(Records from a data collection)
====================

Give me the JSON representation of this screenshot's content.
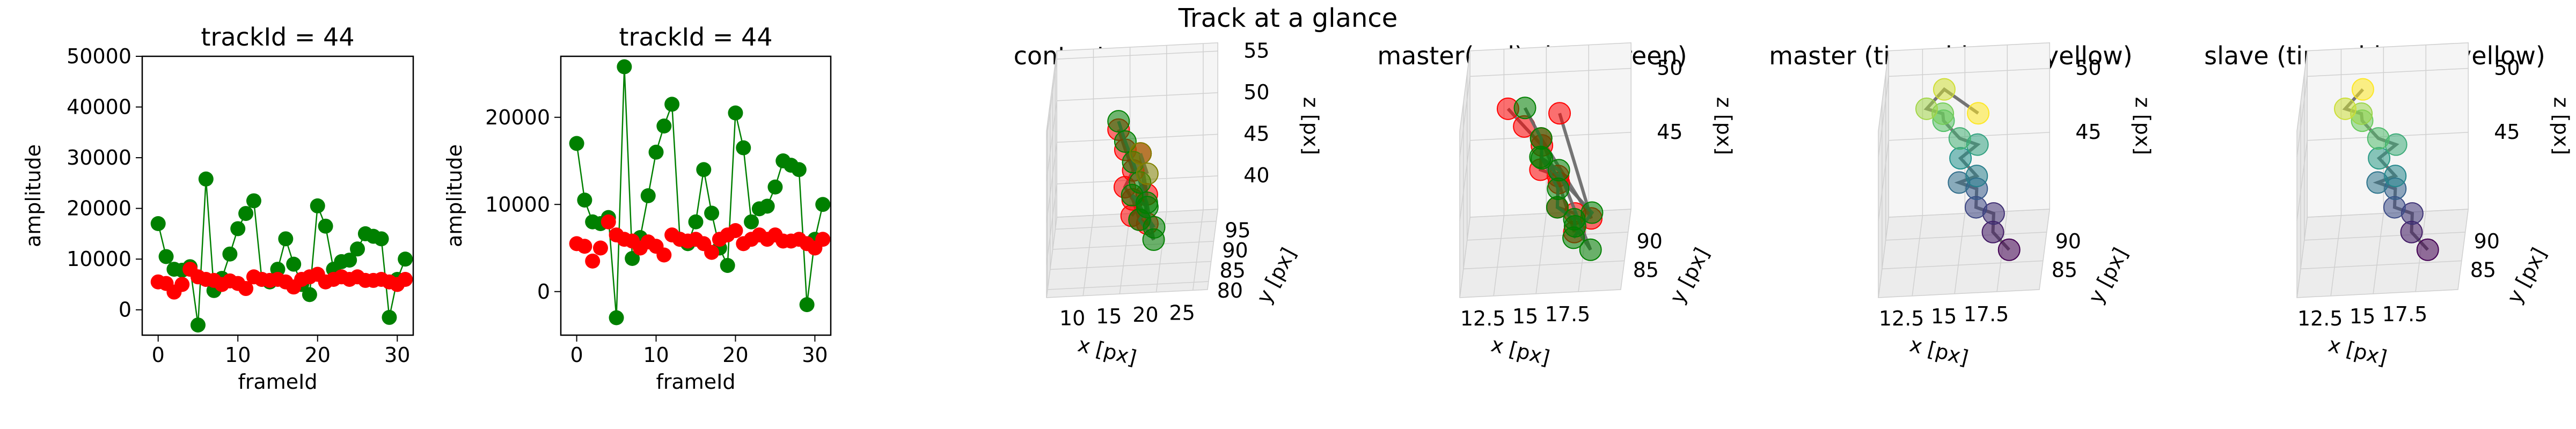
{
  "suptitle": "Track at a glance",
  "chart_data": [
    {
      "type": "scatter",
      "title": "trackId = 44",
      "xlabel": "frameId",
      "ylabel": "amplitude",
      "xlim": [
        -2,
        32
      ],
      "ylim": [
        -5000,
        50000
      ],
      "xticks": [
        0,
        10,
        20,
        30
      ],
      "yticks": [
        0,
        10000,
        20000,
        30000,
        40000,
        50000
      ],
      "grid": false,
      "series": [
        {
          "color": "#008000",
          "style": "line+markers",
          "x": [
            0,
            1,
            2,
            3,
            4,
            5,
            6,
            7,
            8,
            9,
            10,
            11,
            12,
            13,
            14,
            15,
            16,
            17,
            18,
            19,
            20,
            21,
            22,
            23,
            24,
            25,
            26,
            27,
            28,
            29,
            30,
            31
          ],
          "y": [
            17000,
            10500,
            8000,
            7800,
            8500,
            -3000,
            25800,
            3800,
            6200,
            11000,
            16000,
            19000,
            21500,
            6000,
            5500,
            8000,
            14000,
            9000,
            5000,
            3000,
            20500,
            16500,
            8000,
            9500,
            9800,
            12000,
            15000,
            14500,
            14000,
            -1500,
            6000,
            10000
          ]
        },
        {
          "color": "#ff0000",
          "style": "markers",
          "x": [
            0,
            1,
            2,
            3,
            4,
            5,
            6,
            7,
            8,
            9,
            10,
            11,
            12,
            13,
            14,
            15,
            16,
            17,
            18,
            19,
            20,
            21,
            22,
            23,
            24,
            25,
            26,
            27,
            28,
            29,
            30,
            31
          ],
          "y": [
            5500,
            5200,
            3500,
            5000,
            8000,
            6500,
            6000,
            5800,
            5000,
            5700,
            5200,
            4200,
            6500,
            6000,
            5800,
            6000,
            5500,
            4500,
            6000,
            6500,
            7000,
            5500,
            6000,
            6500,
            6000,
            6500,
            5800,
            5800,
            6000,
            5500,
            5000,
            6000
          ]
        }
      ]
    },
    {
      "type": "scatter",
      "title": "trackId = 44",
      "xlabel": "frameId",
      "ylabel": "amplitude",
      "xlim": [
        -2,
        32
      ],
      "ylim": [
        -5000,
        27000
      ],
      "xticks": [
        0,
        10,
        20,
        30
      ],
      "yticks": [
        0,
        10000,
        20000
      ],
      "grid": false,
      "series": [
        {
          "color": "#008000",
          "style": "line+markers",
          "x": [
            0,
            1,
            2,
            3,
            4,
            5,
            6,
            7,
            8,
            9,
            10,
            11,
            12,
            13,
            14,
            15,
            16,
            17,
            18,
            19,
            20,
            21,
            22,
            23,
            24,
            25,
            26,
            27,
            28,
            29,
            30,
            31
          ],
          "y": [
            17000,
            10500,
            8000,
            7800,
            8500,
            -3000,
            25800,
            3800,
            6200,
            11000,
            16000,
            19000,
            21500,
            6000,
            5500,
            8000,
            14000,
            9000,
            5000,
            3000,
            20500,
            16500,
            8000,
            9500,
            9800,
            12000,
            15000,
            14500,
            14000,
            -1500,
            6000,
            10000
          ]
        },
        {
          "color": "#ff0000",
          "style": "markers",
          "x": [
            0,
            1,
            2,
            3,
            4,
            5,
            6,
            7,
            8,
            9,
            10,
            11,
            12,
            13,
            14,
            15,
            16,
            17,
            18,
            19,
            20,
            21,
            22,
            23,
            24,
            25,
            26,
            27,
            28,
            29,
            30,
            31
          ],
          "y": [
            5500,
            5200,
            3500,
            5000,
            8000,
            6500,
            6000,
            5800,
            5000,
            5700,
            5200,
            4200,
            6500,
            6000,
            5800,
            6000,
            5500,
            4500,
            6000,
            6500,
            7000,
            5500,
            6000,
            6500,
            6000,
            6500,
            5800,
            5800,
            6000,
            5500,
            5000,
            6000
          ]
        }
      ]
    },
    {
      "type": "scatter3d",
      "title": "context +- 10px",
      "xlabel": "x [px]",
      "ylabel": "y [px]",
      "zlabel": "z [px]",
      "xlim": [
        5,
        27
      ],
      "ylim": [
        78,
        98
      ],
      "zlim": [
        36,
        56
      ],
      "xticks": [
        10,
        15,
        20,
        25
      ],
      "yticks": [
        80,
        85,
        90,
        95
      ],
      "zticks": [
        40,
        45,
        50,
        55
      ],
      "grid": true,
      "series": [
        {
          "color": "#ff0000",
          "points": [
            [
              14,
              90,
              50
            ],
            [
              15,
              89,
              48
            ],
            [
              16,
              90,
              45
            ],
            [
              15,
              88,
              44
            ],
            [
              16,
              89,
              42
            ],
            [
              17,
              88,
              40
            ],
            [
              18,
              89,
              39
            ],
            [
              17,
              90,
              47
            ],
            [
              18,
              88,
              43
            ],
            [
              16,
              87,
              41
            ]
          ]
        },
        {
          "color": "#008000",
          "points": [
            [
              14,
              90,
              51
            ],
            [
              15,
              89,
              49
            ],
            [
              16,
              90,
              46
            ],
            [
              17,
              89,
              44
            ],
            [
              18,
              88,
              42
            ],
            [
              19,
              87,
              38
            ],
            [
              17,
              88,
              40
            ],
            [
              18,
              89,
              41
            ],
            [
              16,
              88,
              43
            ],
            [
              19,
              88,
              39
            ]
          ]
        },
        {
          "color": "#808000",
          "points": [
            [
              17,
              90,
              47
            ],
            [
              18,
              89,
              45
            ]
          ]
        }
      ]
    },
    {
      "type": "scatter3d",
      "title": "master(red) slave(green)",
      "xlabel": "x [px]",
      "ylabel": "y [px]",
      "zlabel": "z [px]",
      "xlim": [
        10.5,
        20
      ],
      "ylim": [
        80,
        94
      ],
      "zlim": [
        39,
        52
      ],
      "xticks": [
        12.5,
        15.0,
        17.5
      ],
      "yticks": [
        85,
        90
      ],
      "zticks": [
        45,
        50
      ],
      "grid": true,
      "series": [
        {
          "color": "#ff0000",
          "points": [
            [
              13,
              88,
              50
            ],
            [
              14,
              87,
              49
            ],
            [
              15,
              88,
              47
            ],
            [
              15,
              86,
              46
            ],
            [
              16,
              87,
              45
            ],
            [
              16,
              86,
              43
            ],
            [
              17,
              87,
              42
            ],
            [
              17,
              86,
              41
            ],
            [
              16,
              88,
              44
            ],
            [
              15,
              87,
              48
            ],
            [
              18,
              86,
              42
            ],
            [
              16,
              89,
              49
            ]
          ]
        },
        {
          "color": "#008000",
          "points": [
            [
              14,
              88,
              50
            ],
            [
              15,
              87,
              48
            ],
            [
              15,
              88,
              46
            ],
            [
              16,
              87,
              44
            ],
            [
              16,
              86,
              43
            ],
            [
              17,
              86,
              42
            ],
            [
              17,
              87,
              41
            ],
            [
              18,
              85,
              40
            ],
            [
              16,
              88,
              45
            ],
            [
              15,
              86,
              47
            ],
            [
              18,
              87,
              42
            ],
            [
              17,
              85,
              41
            ]
          ]
        }
      ]
    },
    {
      "type": "scatter3d",
      "title": "master (time: blue -> yellow)",
      "xlabel": "x [px]",
      "ylabel": "y [px]",
      "zlabel": "z [px]",
      "xlim": [
        10.5,
        20
      ],
      "ylim": [
        80,
        94
      ],
      "zlim": [
        39,
        52
      ],
      "xticks": [
        12.5,
        15.0,
        17.5
      ],
      "yticks": [
        85,
        90
      ],
      "zticks": [
        45,
        50
      ],
      "grid": true,
      "colormap": [
        "#440154",
        "#3b528b",
        "#21918c",
        "#5ec962",
        "#fde725"
      ],
      "series": [
        {
          "colormap_by": "time",
          "points": [
            [
              18,
              85,
              40
            ],
            [
              17,
              86,
              41
            ],
            [
              17,
              87,
              42
            ],
            [
              16,
              86,
              43
            ],
            [
              16,
              87,
              44
            ],
            [
              15,
              86,
              45
            ],
            [
              16,
              87,
              45
            ],
            [
              15,
              88,
              46
            ],
            [
              16,
              88,
              47
            ],
            [
              15,
              87,
              48
            ],
            [
              14,
              88,
              49
            ],
            [
              14,
              87,
              50
            ],
            [
              13,
              88,
              50
            ],
            [
              14,
              89,
              51
            ],
            [
              16,
              89,
              49
            ]
          ]
        }
      ]
    },
    {
      "type": "scatter3d",
      "title": "slave (time: blue -> yellow)",
      "xlabel": "x [px]",
      "ylabel": "y [px]",
      "zlabel": "z [px]",
      "xlim": [
        10.5,
        20
      ],
      "ylim": [
        80,
        94
      ],
      "zlim": [
        39,
        52
      ],
      "xticks": [
        12.5,
        15.0,
        17.5
      ],
      "yticks": [
        85,
        90
      ],
      "zticks": [
        45,
        50
      ],
      "grid": true,
      "colormap": [
        "#440154",
        "#3b528b",
        "#21918c",
        "#5ec962",
        "#fde725"
      ],
      "series": [
        {
          "colormap_by": "time",
          "points": [
            [
              18,
              85,
              40
            ],
            [
              17,
              86,
              41
            ],
            [
              17,
              87,
              42
            ],
            [
              16,
              86,
              43
            ],
            [
              16,
              87,
              44
            ],
            [
              15,
              86,
              45
            ],
            [
              16,
              87,
              45
            ],
            [
              15,
              88,
              46
            ],
            [
              16,
              88,
              47
            ],
            [
              15,
              87,
              48
            ],
            [
              14,
              88,
              49
            ],
            [
              14,
              87,
              50
            ],
            [
              13,
              88,
              50
            ],
            [
              14,
              89,
              51
            ]
          ]
        }
      ]
    }
  ]
}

====================

> TASK DIRECTIONS:
Across the material above, count every line holding "master" and write down only the number.

> WRITTEN ANSWER:
2